However, collecting large amounts of data often is both a blessing and a curse. There is a lot of data available containing information about a certain asset - here: soil and yield properties - which should be used to the farmer's advantage. This is a common problem for which the term data mining has been coined. Data mining techniques aim at finding those patterns or information in the data that are both valuable and interesting to the farmer.
A common specific problem that occurs is yield prediction. As early into the growing season as possible, a farmer is interested in knowing how much yield he is about to expect. In the past, this yield prediction usually relied on farmers' long-term experience for specific fields, crops and climate conditions. However, this knowledge might also be available, but hidden, in the small-scale, precise data which can nowadays be collected in-season using a multitude of sensors. These sensors essentially aim to measure a field's heterogeneity. Therefore, the problem of yield prediction encountered here is one of data mining and, specifically, multi-dimensional regression. This article concentrates on the capabilities of regression techniques used in agricultural yield data.
Furthermore, this article can be seen as a well-suited regression model, which is connected to database. This model can easily take the input process the data through data mining model which is developed using SQL for database design and Matlab for statistical
analysis. The researcher tried to find the best prediction model. To accomplish this, the model output on site-year data from different years and sites is compared. Results on the parameterization of the different models are presented.
Research Target. The overall research target is to find those indicators of a field's heterogeneity which are suited best to be used for a yield prediction task. The sub-task here is one of multidimensional regression - predicting yield from past and in-season attributes. Furthermore, from the agricultural perspective, it is interesting to see how much the factor influences the yield in the current site-year. For this purpose, modeling techniques can be used, but have to be evaluated first. Therefore, this work aims at finding suitable data models that achieve a high accuracy and a high generality in terms of yield prediction capabilities. For this purpose, regression techniques will be evaluated on different data sets. Since models usually are strongly parameterized, an additional question is whether the model parameters can be carried over from one field to other fields which are comparable in (data set) size. This issue will also be addressed in this work. This is especially useful when new data have to evaluated using one of the presented models.
Data mining and agriculture. In developed countries Data mining is widely applied to solve agricultural problems. e.g. the prediction of wine fermentation problems can be performed by using a k-means approach. Knowing in advance that the wine fermentation process could get stuck or be slow can help the enologist to correct it and ensure a good fermentation process. Weather forecasts can be improved using a k-nearest neighbor approach, where it is assumed that the climate during a certain year is similar to the one recorded in the past. The same data mining technique can also be used for estimating soil-water parameters.
Regression. Regression uses existing values to forecast what other values will be. It uses standard statistical techniques such as linear regression. Many real world problems like stock prices, sale volumes and product failure rates are very difficult to predict because they may depend on complex interactions of multiple predictive vectors. Neural network and decision trees are used to solve this type of complex real life problems.
Researcher's own experience and situation of Agriculture in Kolhapur district. Yield of a crop is dependent on geo-climatic condition of an area. Farming in Kolhapur district is largely based on the past experiences of the producer in addition to the guidance by government departments. Yield estimates are annually predicted by the statistical department of the government. After analyzing the outcome or the yield, a farmer understands the problems in the process of cultivation, progress of crops, cropping pattern, effect of rainfall, soil parameters and effects of fertilizers and pesticides on the crop. Important question is whether the producers acquire this scientific data from various agriculture departments and if available, on time? And whether he has the capacity to analyze this information?

* PROMPT A: In the listing, rewrite the lines starting with the line containing "server-response-label: Server response" and going on through the line containing "window-close-button[interactable]: × (938, 10, 946, 28)", replacing "Swagger UI" with "ReDoc" and leaving everything else unchanged.
* PROMPT B: Please continue the passage on data mining for crop yield prediction from the point where it stops.
The passage on data mining for crop yield prediction and the listing after it are unrelated.

* TASK INPUTS:
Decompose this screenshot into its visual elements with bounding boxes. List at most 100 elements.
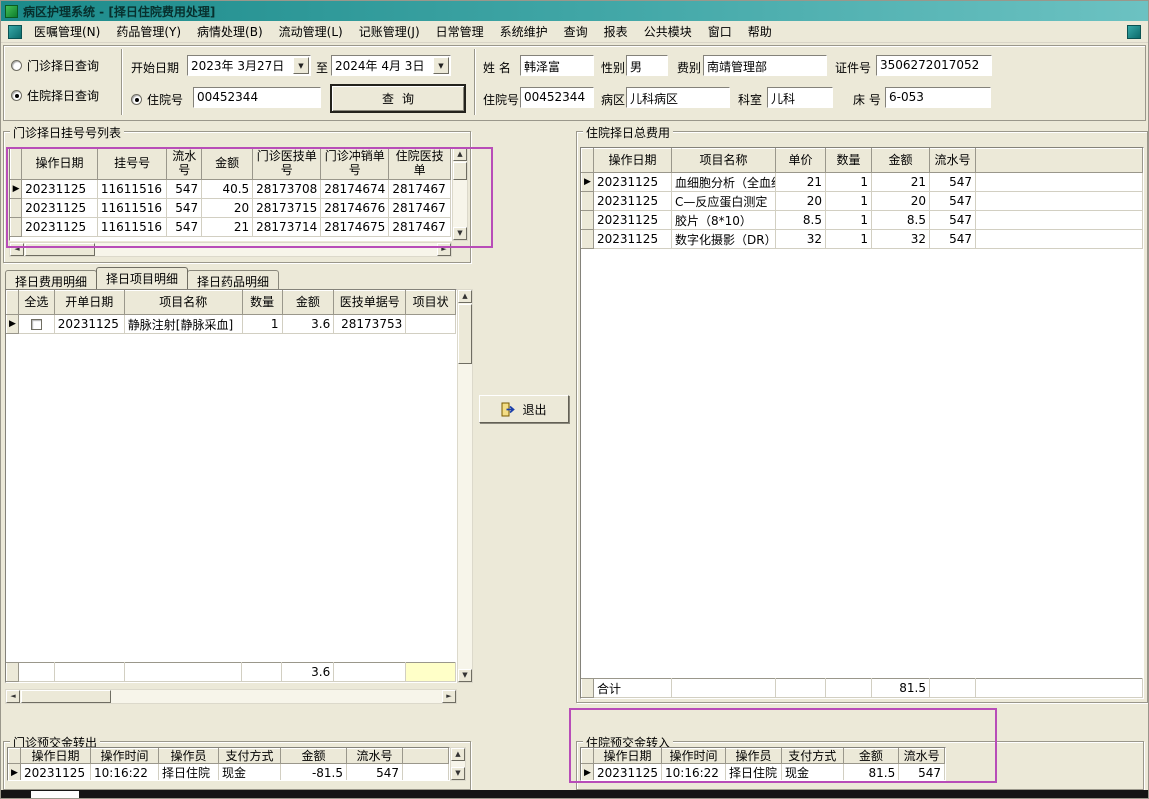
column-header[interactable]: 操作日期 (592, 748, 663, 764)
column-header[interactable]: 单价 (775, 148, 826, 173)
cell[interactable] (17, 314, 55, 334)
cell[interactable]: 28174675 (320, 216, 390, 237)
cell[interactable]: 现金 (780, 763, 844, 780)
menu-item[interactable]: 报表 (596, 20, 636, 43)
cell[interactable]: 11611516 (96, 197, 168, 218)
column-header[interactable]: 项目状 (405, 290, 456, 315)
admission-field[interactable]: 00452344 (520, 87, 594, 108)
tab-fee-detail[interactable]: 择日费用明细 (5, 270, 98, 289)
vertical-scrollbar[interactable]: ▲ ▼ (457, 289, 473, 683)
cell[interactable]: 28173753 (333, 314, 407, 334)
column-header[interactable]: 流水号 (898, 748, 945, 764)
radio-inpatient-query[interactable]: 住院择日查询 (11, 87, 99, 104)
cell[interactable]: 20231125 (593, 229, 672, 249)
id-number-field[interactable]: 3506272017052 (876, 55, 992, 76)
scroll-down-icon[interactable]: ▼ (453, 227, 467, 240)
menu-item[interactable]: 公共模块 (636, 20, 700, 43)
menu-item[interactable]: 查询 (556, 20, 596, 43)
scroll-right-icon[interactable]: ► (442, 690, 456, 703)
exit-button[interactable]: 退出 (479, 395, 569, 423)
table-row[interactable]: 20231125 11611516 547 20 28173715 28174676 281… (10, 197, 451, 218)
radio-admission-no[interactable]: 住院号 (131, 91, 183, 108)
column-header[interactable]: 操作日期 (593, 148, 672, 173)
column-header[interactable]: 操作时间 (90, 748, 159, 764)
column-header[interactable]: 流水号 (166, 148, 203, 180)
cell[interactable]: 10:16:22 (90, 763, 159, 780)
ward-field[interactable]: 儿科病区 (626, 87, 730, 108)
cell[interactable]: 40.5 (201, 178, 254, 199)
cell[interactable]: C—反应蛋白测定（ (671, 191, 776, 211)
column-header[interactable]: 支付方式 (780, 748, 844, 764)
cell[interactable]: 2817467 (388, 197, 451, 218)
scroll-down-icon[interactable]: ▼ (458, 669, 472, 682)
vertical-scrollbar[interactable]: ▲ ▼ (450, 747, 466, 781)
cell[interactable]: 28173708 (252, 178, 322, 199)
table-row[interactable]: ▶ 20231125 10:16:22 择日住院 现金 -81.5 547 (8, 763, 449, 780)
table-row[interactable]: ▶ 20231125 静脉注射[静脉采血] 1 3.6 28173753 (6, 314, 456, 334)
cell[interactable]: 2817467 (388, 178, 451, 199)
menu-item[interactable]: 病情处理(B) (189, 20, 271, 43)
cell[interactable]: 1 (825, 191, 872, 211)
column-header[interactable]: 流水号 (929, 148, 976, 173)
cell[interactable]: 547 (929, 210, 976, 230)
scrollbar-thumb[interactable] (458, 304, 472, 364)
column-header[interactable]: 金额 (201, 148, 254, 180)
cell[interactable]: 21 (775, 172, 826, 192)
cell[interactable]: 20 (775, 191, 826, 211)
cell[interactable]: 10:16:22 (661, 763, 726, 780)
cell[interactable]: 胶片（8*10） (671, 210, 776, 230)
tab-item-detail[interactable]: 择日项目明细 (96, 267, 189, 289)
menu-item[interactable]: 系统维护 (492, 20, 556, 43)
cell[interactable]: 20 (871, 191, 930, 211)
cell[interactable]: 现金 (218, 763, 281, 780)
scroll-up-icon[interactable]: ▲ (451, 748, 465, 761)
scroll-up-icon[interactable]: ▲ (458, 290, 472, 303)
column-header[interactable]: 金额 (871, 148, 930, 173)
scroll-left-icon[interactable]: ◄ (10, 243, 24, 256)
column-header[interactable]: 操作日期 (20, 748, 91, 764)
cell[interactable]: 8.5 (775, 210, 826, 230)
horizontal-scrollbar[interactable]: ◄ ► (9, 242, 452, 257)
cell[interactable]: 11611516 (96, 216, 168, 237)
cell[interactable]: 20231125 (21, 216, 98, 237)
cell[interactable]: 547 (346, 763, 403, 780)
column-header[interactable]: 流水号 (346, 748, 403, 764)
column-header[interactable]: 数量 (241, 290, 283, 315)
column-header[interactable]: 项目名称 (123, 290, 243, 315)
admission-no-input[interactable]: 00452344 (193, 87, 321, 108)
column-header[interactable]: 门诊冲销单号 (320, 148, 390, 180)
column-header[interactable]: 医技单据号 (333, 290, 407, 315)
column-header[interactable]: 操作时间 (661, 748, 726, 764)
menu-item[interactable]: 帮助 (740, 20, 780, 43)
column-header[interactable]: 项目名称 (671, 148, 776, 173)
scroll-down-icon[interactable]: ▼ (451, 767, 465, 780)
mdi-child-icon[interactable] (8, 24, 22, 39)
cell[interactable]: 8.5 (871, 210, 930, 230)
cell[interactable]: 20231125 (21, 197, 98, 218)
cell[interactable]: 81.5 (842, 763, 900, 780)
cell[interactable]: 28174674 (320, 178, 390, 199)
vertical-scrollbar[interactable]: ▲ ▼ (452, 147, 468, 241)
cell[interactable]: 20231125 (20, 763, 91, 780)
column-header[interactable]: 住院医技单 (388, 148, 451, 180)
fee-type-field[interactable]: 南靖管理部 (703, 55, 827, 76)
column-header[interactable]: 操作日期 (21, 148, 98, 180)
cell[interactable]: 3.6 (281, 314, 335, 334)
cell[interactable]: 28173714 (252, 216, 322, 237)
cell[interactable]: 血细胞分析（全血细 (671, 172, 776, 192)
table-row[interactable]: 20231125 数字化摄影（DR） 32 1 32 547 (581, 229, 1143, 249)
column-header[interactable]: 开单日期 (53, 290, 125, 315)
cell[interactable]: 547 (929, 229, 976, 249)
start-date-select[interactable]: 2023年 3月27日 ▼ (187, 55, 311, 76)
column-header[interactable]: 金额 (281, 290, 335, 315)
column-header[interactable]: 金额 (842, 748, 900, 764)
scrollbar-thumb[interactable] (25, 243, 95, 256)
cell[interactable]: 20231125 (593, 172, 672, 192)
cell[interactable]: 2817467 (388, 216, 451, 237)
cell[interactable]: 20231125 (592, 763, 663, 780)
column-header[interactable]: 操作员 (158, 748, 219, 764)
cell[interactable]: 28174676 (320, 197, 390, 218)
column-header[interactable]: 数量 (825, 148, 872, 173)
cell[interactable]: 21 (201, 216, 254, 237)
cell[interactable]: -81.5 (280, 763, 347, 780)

==

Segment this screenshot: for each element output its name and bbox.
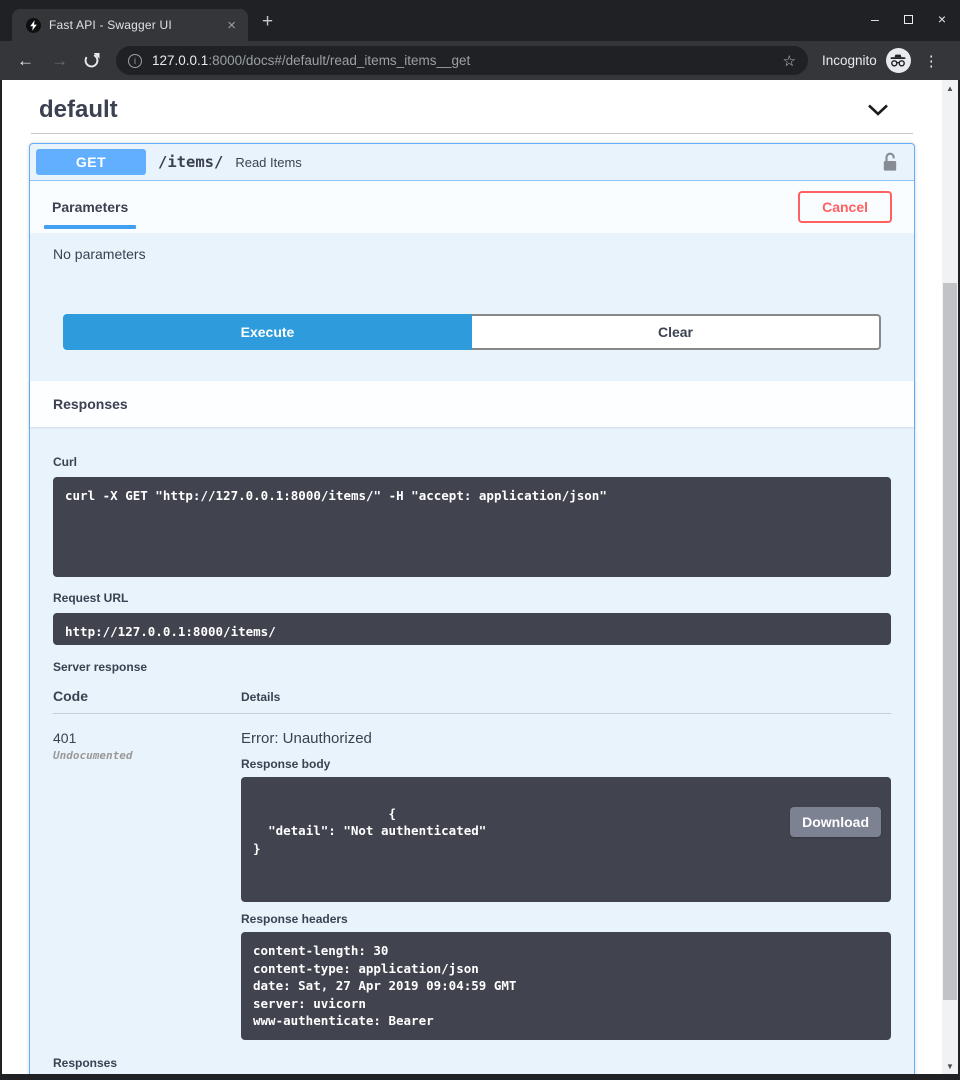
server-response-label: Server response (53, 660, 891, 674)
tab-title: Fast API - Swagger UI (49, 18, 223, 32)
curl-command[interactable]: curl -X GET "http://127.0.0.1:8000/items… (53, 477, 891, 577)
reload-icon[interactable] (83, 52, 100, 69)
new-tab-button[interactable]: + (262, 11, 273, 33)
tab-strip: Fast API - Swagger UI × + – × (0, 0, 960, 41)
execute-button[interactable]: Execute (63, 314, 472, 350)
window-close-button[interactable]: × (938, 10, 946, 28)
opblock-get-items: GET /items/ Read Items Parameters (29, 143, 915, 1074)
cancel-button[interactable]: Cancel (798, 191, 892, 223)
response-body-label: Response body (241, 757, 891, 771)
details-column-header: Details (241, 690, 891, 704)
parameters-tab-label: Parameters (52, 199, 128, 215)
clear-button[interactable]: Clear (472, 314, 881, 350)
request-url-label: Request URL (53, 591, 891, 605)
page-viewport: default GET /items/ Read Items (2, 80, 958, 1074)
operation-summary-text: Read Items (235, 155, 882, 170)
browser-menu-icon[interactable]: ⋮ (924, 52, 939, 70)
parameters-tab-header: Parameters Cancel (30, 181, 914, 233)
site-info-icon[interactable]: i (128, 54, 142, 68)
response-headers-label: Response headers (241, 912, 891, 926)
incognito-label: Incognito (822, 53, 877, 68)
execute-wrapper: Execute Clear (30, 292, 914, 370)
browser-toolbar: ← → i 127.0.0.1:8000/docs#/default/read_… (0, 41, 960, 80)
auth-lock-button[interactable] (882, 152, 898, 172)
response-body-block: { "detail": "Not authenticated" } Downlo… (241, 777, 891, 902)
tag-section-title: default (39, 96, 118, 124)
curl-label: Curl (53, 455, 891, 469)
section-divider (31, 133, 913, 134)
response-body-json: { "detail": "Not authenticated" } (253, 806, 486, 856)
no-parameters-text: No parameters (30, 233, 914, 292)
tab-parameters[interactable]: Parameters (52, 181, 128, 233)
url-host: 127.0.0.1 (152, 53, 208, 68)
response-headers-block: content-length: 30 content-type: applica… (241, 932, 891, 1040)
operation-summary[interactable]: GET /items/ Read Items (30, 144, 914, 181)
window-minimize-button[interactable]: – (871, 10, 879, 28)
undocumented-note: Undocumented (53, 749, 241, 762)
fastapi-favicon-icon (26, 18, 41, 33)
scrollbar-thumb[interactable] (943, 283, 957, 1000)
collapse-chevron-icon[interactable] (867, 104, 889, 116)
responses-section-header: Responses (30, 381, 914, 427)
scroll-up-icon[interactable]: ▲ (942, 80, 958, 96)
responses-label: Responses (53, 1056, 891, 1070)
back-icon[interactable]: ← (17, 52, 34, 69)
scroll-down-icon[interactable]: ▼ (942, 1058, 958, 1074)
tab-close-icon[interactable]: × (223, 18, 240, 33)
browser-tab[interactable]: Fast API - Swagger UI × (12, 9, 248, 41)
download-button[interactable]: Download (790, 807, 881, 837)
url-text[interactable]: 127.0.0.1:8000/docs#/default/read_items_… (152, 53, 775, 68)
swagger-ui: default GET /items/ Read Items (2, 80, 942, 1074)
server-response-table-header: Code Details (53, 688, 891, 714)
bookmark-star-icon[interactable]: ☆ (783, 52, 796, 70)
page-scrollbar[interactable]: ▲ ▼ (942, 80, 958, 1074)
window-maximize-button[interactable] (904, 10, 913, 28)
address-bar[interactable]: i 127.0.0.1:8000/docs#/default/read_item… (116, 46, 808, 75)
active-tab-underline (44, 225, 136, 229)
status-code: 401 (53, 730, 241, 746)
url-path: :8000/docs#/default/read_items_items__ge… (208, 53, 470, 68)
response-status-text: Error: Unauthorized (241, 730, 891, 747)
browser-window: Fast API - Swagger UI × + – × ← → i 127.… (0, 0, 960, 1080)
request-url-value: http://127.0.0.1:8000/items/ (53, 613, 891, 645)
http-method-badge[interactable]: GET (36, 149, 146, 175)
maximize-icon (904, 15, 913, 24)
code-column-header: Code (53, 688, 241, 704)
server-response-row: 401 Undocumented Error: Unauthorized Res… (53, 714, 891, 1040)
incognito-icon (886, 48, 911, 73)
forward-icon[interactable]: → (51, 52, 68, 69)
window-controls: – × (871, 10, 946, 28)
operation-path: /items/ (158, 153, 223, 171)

* EXPECTED OUTPUT A:
server-response-label: Server response (53, 660, 891, 674)
tab-title: Fast API - ReDoc (49, 18, 223, 32)
curl-command[interactable]: curl -X GET "http://127.0.0.1:8000/items… (53, 477, 891, 577)
reload-icon[interactable] (83, 52, 100, 69)
new-tab-button[interactable]: + (262, 11, 273, 33)
tab-strip: Fast API - ReDoc × + – × (0, 0, 960, 41)
execute-button[interactable]: Execute (63, 314, 472, 350)
window-close-button[interactable]: × (938, 10, 946, 28)

* EXPECTED OUTPUT B:
From the researcher's point of view, for estimation of yield three factors are important viz., area under cultivation, rainfall and soil fertility. After collecting this information, relation between these variables is established to predict crop production.
Methodology. Literature survey and personal interviews are taken from various personnel connect to agriculture. In literature survey books, phd thesis, research papers, articles, conference papers were studied. In doing so the dialogue with the researcher, agriculturist, and government agriculture statistician carried away time to time for coming to final perfect model.
The researcher aiming to build a model should keep in mind that it can be handled easily by the end user. There should be a standard input form to incorporate data through the desk top. Later on the data is processed with appropriate statistical formulae to get results in the form of table, graph, etc.
After incorporating the data through input screen and entering the data in the database tables, the data in the database table is processed using various queries of SQL. This data is then connected to MATLAB for data mining. MATLAB simplifies the task of calculation by using various statistical libraries of formulae.
Information feedback
To check the validity of the data, before making the model using MATLAB, the data is analyzed in excel worksheet using all statistical functionality.
Data Description. The data required for tis work has been collected for the years 20052012 on twelve talukas for four crops of Kolhapur district in Maharshtra, India. This data includes the year wise production, productivity index, rainfall, soil fertility (Electrical conductivity, PH, N, P, K) of respected year.
Sample Design. Researcher has collected data from directorate of economics & statistics of India. State Governments Statistical & agricultural department as well as soil department.
Generally the government employee called as talathis, is collecting the required data for the department. In each village he use to select plot and the respective crops randomly, means the department is collecting the required information for yield estimation from each and every village.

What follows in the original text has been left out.